Dataset rows about figures

____________________

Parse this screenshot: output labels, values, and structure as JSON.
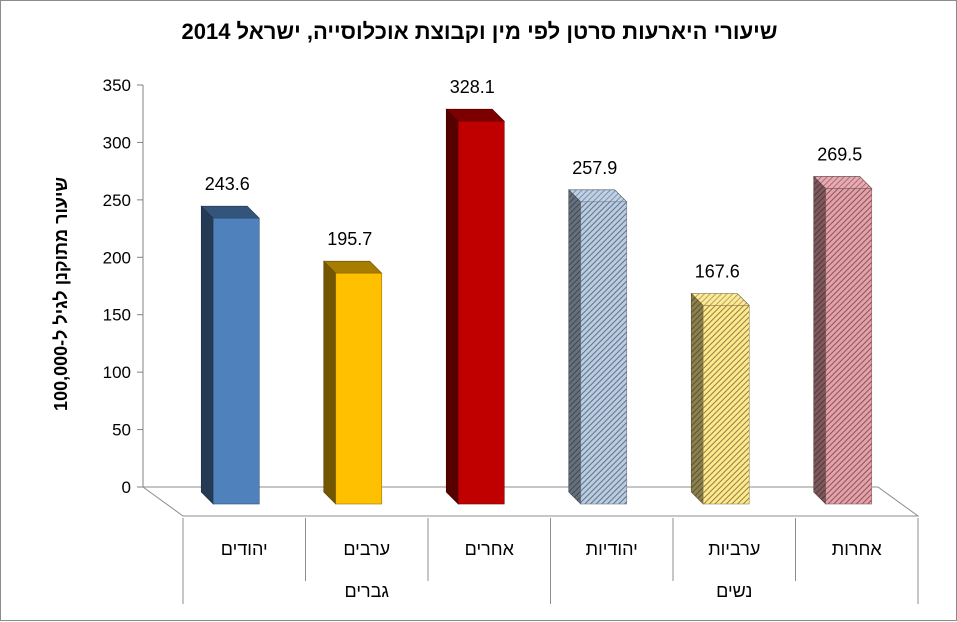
{
  "chart_data": {
    "type": "bar",
    "title": "שיעורי היארעות סרטן לפי מין וקבוצת אוכלוסייה, ישראל 2014",
    "ylabel": "שיעור מתוקנן לגיל ל-100,000",
    "xlabel": "",
    "ylim": [
      0,
      350
    ],
    "y_ticks": [
      "0",
      "50",
      "100",
      "150",
      "200",
      "250",
      "300",
      "350"
    ],
    "y_tick_values": [
      0,
      50,
      100,
      150,
      200,
      250,
      300,
      350
    ],
    "grid": false,
    "legend": "none",
    "categories": [
      "יהודים",
      "ערבים",
      "אחרים",
      "יהודיות",
      "ערביות",
      "אחרות"
    ],
    "groups": [
      {
        "label": "גברים",
        "categories": [
          "יהודים",
          "ערבים",
          "אחרים"
        ]
      },
      {
        "label": "נשים",
        "categories": [
          "יהודיות",
          "ערביות",
          "אחרות"
        ]
      }
    ],
    "values": [
      243.6,
      195.7,
      328.1,
      257.9,
      167.6,
      269.5
    ],
    "value_labels": [
      "243.6",
      "195.7",
      "328.1",
      "257.9",
      "167.6",
      "269.5"
    ],
    "bar_colors": [
      "#4f81bd",
      "#ffc000",
      "#c00000",
      "#b8cce4",
      "#ffe98a",
      "#e6a0a8"
    ],
    "bar_patterns": [
      "solid",
      "solid",
      "solid",
      "hatched",
      "hatched",
      "hatched"
    ]
  }
}
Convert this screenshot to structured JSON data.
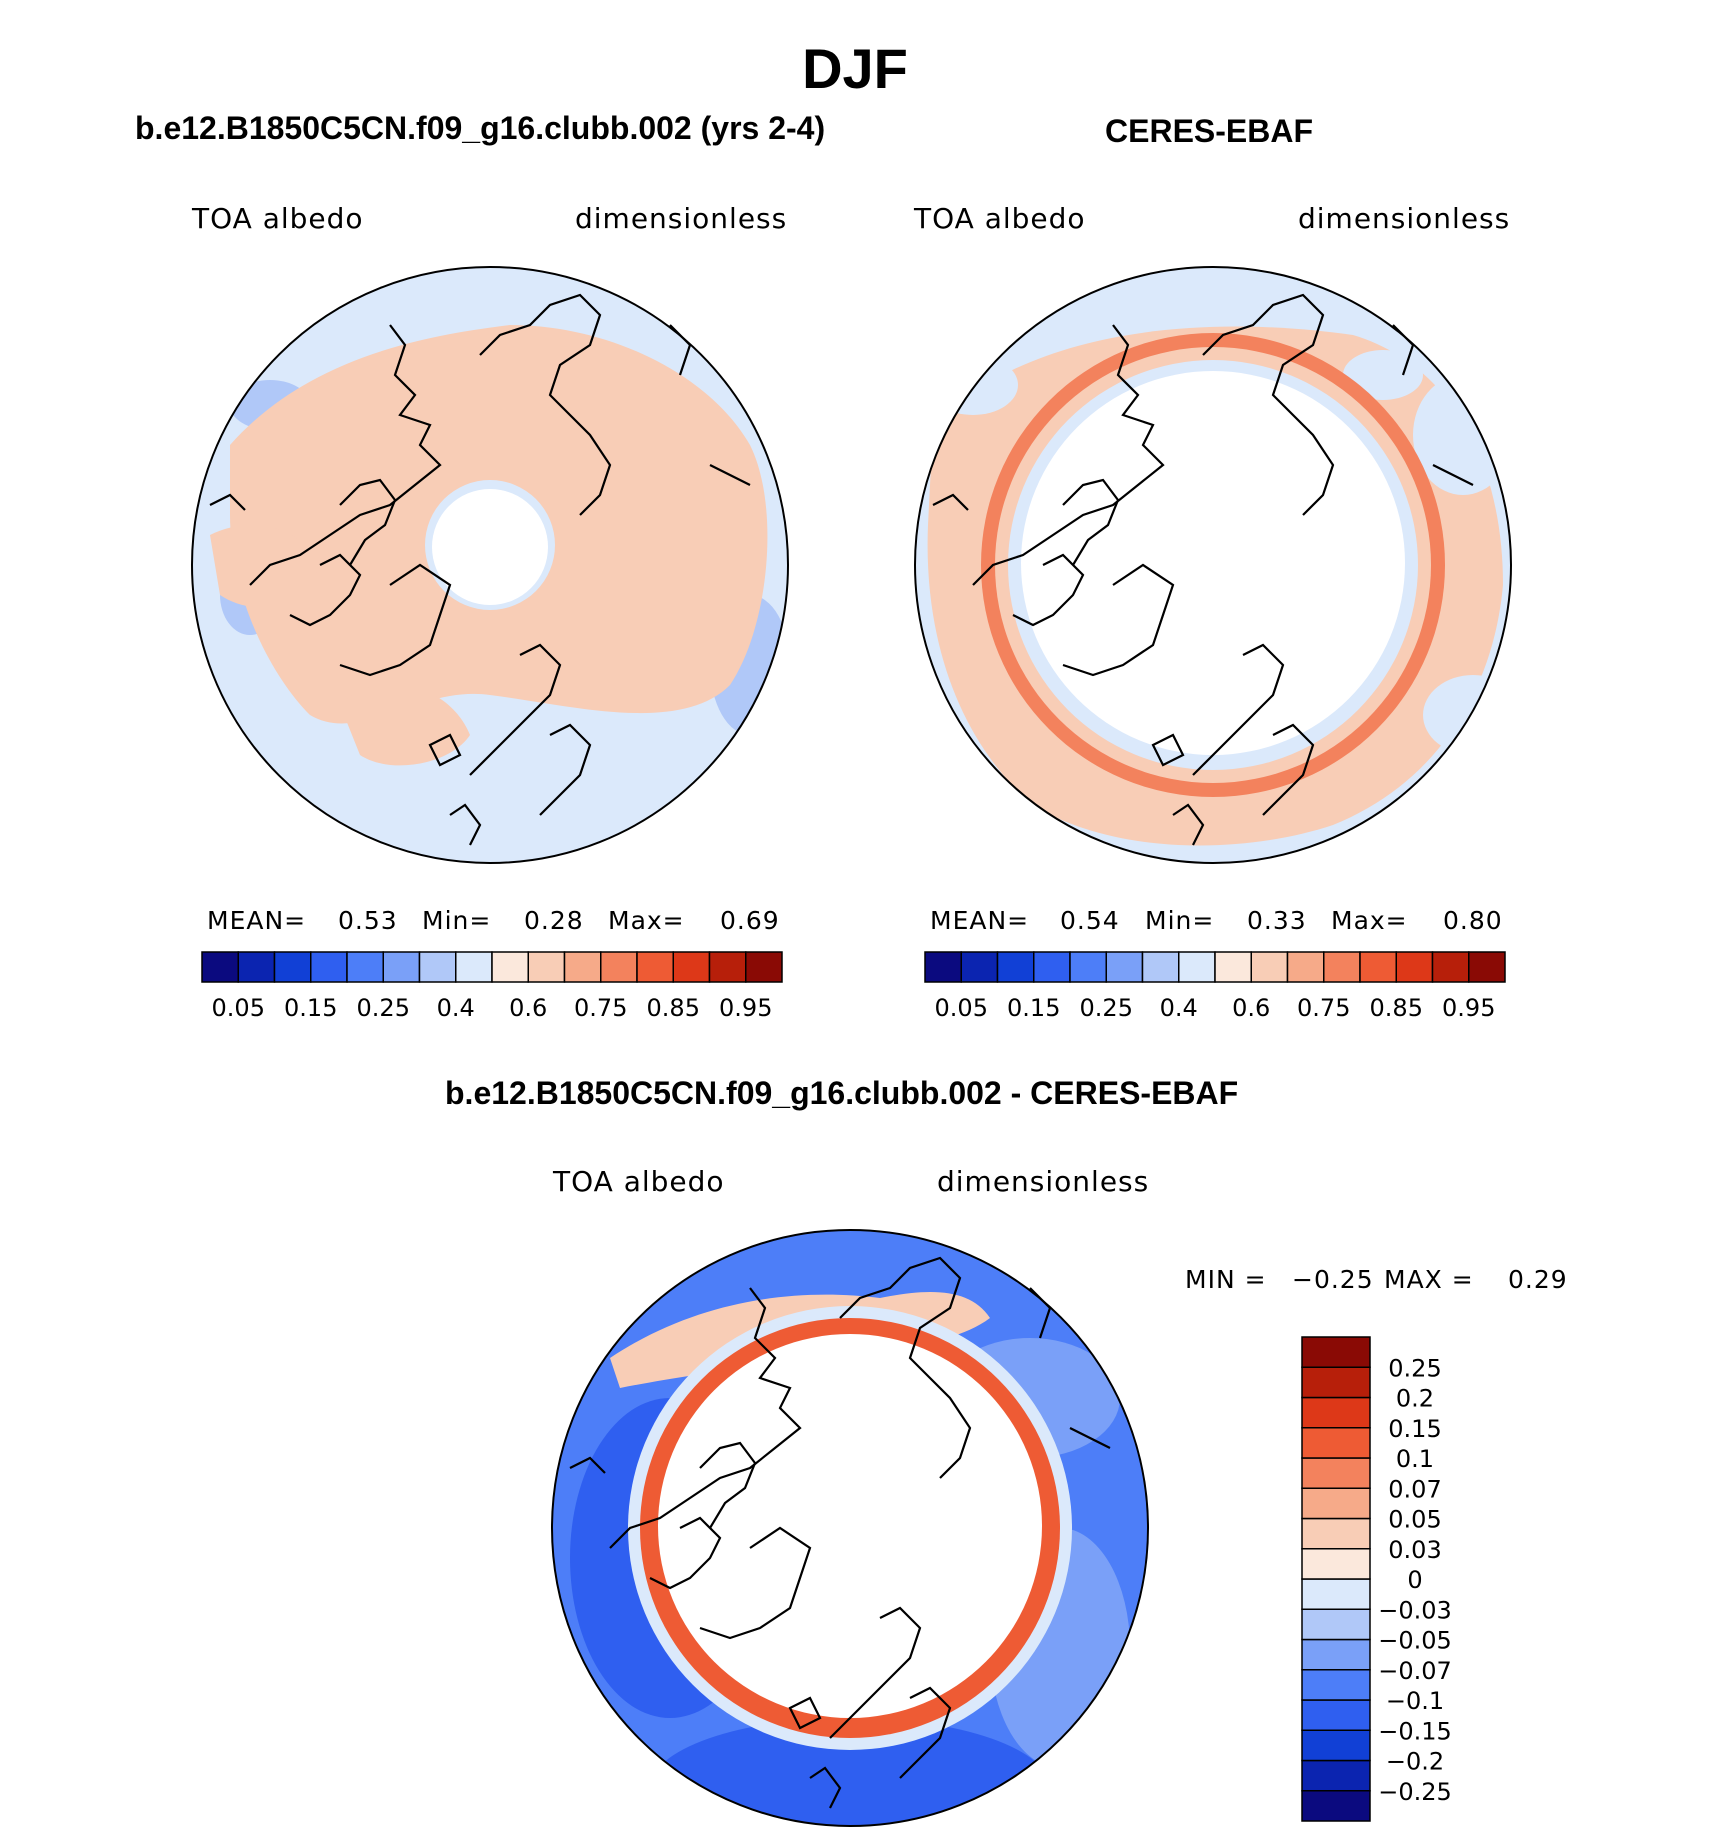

____________________

**Task instructions**
Print each record exactly as it stands, leaving the images out.

**Exercise response**
Parse this screenshot: output labels, values, and structure as JSON.
{
  "chart_data": {
    "type": "bar",
    "title": "שיעורי היארעות סרטן לפי מין וקבוצת אוכלוסייה, ישראל 2014",
    "ylabel": "שיעור מתוקנן לגיל ל-100,000",
    "xlabel": "",
    "ylim": [
      0,
      350
    ],
    "y_ticks": [
      "0",
      "50",
      "100",
      "150",
      "200",
      "250",
      "300",
      "350"
    ],
    "y_tick_values": [
      0,
      50,
      100,
      150,
      200,
      250,
      300,
      350
    ],
    "grid": false,
    "legend": "none",
    "categories": [
      "יהודים",
      "ערבים",
      "אחרים",
      "יהודיות",
      "ערביות",
      "אחרות"
    ],
    "groups": [
      {
        "label": "גברים",
        "categories": [
          "יהודים",
          "ערבים",
          "אחרים"
        ]
      },
      {
        "label": "נשים",
        "categories": [
          "יהודיות",
          "ערביות",
          "אחרות"
        ]
      }
    ],
    "values": [
      243.6,
      195.7,
      328.1,
      257.9,
      167.6,
      269.5
    ],
    "value_labels": [
      "243.6",
      "195.7",
      "328.1",
      "257.9",
      "167.6",
      "269.5"
    ],
    "bar_colors": [
      "#4f81bd",
      "#ffc000",
      "#c00000",
      "#b8cce4",
      "#ffe98a",
      "#e6a0a8"
    ],
    "bar_patterns": [
      "solid",
      "solid",
      "solid",
      "hatched",
      "hatched",
      "hatched"
    ]
  }
}
Convert this screenshot to structured JSON data.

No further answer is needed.